= Given data =

Start of Block

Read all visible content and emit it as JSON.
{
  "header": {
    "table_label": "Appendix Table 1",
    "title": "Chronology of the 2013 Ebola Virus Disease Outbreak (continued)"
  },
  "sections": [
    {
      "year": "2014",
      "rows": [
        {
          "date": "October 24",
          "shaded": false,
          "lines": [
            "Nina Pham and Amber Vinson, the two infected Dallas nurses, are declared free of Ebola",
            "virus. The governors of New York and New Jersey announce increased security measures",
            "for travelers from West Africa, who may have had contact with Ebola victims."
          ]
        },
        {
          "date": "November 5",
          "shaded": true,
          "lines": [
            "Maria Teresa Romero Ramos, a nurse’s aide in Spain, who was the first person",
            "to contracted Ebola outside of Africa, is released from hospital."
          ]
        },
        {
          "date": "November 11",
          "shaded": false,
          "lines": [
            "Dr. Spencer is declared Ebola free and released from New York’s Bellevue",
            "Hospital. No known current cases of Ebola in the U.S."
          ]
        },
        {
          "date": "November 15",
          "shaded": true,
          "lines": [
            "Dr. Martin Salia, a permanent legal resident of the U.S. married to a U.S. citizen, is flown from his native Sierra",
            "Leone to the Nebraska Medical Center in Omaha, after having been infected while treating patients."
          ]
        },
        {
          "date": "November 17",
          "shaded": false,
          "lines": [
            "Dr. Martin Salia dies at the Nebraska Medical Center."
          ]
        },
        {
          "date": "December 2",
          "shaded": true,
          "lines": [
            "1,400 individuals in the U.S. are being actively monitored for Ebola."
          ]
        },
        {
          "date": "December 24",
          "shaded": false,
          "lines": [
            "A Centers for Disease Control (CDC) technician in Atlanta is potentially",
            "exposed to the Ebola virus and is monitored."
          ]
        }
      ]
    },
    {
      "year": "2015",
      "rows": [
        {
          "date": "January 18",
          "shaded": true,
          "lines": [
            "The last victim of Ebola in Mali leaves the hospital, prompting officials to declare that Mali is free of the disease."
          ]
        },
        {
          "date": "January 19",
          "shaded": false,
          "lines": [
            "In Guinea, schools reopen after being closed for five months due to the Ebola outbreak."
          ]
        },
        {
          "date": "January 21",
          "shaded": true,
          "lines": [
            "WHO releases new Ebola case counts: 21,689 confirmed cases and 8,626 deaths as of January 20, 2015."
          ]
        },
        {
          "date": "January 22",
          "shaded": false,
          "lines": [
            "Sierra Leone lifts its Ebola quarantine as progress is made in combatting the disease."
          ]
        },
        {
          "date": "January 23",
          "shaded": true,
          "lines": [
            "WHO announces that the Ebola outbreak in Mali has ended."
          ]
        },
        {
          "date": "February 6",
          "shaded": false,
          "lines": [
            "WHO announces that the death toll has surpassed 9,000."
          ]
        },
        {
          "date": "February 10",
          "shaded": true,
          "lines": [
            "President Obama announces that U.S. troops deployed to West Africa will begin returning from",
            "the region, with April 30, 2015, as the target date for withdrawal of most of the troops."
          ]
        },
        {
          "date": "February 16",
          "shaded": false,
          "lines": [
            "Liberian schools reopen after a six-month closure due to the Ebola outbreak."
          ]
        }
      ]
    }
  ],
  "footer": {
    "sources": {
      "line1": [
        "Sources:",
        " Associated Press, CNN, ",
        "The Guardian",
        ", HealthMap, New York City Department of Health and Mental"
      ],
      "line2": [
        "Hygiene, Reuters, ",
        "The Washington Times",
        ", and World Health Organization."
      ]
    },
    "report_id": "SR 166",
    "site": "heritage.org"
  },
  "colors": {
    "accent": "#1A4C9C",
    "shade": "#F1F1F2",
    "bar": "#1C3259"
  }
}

End of Block

= Prompt =
Repeat the listing above in full, word for word.

= Result =
Read all visible content and emit it as JSON.
{
  "header": {
    "table_label": "Appendix Table 1",
    "title": "Chronology of the 2013 Ebola Virus Disease Outbreak (continued)"
  },
  "sections": [
    {
      "year": "2014",
      "rows": [
        {
          "date": "October 24",
          "shaded": false,
          "lines": [
            "Nina Pham and Amber Vinson, the two infected Dallas nurses, are declared free of Ebola",
            "virus. The governors of New York and New Jersey announce increased security measures",
            "for travelers from West Africa, who may have had contact with Ebola victims."
          ]
        },
        {
          "date": "November 5",
          "shaded": true,
          "lines": [
            "Maria Teresa Romero Ramos, a nurse’s aide in Spain, who was the first person",
            "to contracted Ebola outside of Africa, is released from hospital."
          ]
        },
        {
          "date": "November 11",
          "shaded": false,
          "lines": [
            "Dr. Spencer is declared Ebola free and released from New York’s Bellevue",
            "Hospital. No known current cases of Ebola in the U.S."
          ]
        },
        {
          "date": "November 15",
          "shaded": true,
          "lines": [
            "Dr. Martin Salia, a permanent legal resident of the U.S. married to a U.S. citizen, is flown from his native Sierra",
            "Leone to the Nebraska Medical Center in Omaha, after having been infected while treating patients."
          ]
        },
        {
          "date": "November 17",
          "shaded": false,
          "lines": [
            "Dr. Martin Salia dies at the Nebraska Medical Center."
          ]
        },
        {
          "date": "December 2",
          "shaded": true,
          "lines": [
            "1,400 individuals in the U.S. are being actively monitored for Ebola."
          ]
        },
        {
          "date": "December 24",
          "shaded": false,
          "lines": [
            "A Centers for Disease Control (CDC) technician in Atlanta is potentially",
            "exposed to the Ebola virus and is monitored."
          ]
        }
      ]
    },
    {
      "year": "2015",
      "rows": [
        {
          "date": "January 18",
          "shaded": true,
          "lines": [
            "The last victim of Ebola in Mali leaves the hospital, prompting officials to declare that Mali is free of the disease."
          ]
        },
        {
          "date": "January 19",
          "shaded": false,
          "lines": [
            "In Guinea, schools reopen after being closed for five months due to the Ebola outbreak."
          ]
        },
        {
          "date": "January 21",
          "shaded": true,
          "lines": [
            "WHO releases new Ebola case counts: 21,689 confirmed cases and 8,626 deaths as of January 20, 2015."
          ]
        },
        {
          "date": "January 22",
          "shaded": false,
          "lines": [
            "Sierra Leone lifts its Ebola quarantine as progress is made in combatting the disease."
          ]
        },
        {
          "date": "January 23",
          "shaded": true,
          "lines": [
            "WHO announces that the Ebola outbreak in Mali has ended."
          ]
        },
        {
          "date": "February 6",
          "shaded": false,
          "lines": [
            "WHO announces that the death toll has surpassed 9,000."
          ]
        },
        {
          "date": "February 10",
          "shaded": true,
          "lines": [
            "President Obama announces that U.S. troops deployed to West Africa will begin returning from",
            "the region, with April 30, 2015, as the target date for withdrawal of most of the troops."
          ]
        },
        {
          "date": "February 16",
          "shaded": false,
          "lines": [
            "Liberian schools reopen after a six-month closure due to the Ebola outbreak."
          ]
        }
      ]
    }
  ],
  "footer": {
    "sources": {
      "line1": [
        "Sources:",
        " Associated Press, CNN, ",
        "The Guardian",
        ", HealthMap, New York City Department of Health and Mental"
      ],
      "line2": [
        "Hygiene, Reuters, ",
        "The Washington Times",
        ", and World Health Organization."
      ]
    },
    "report_id": "SR 166",
    "site": "heritage.org"
  },
  "colors": {
    "accent": "#1A4C9C",
    "shade": "#F1F1F2",
    "bar": "#1C3259"
  }
}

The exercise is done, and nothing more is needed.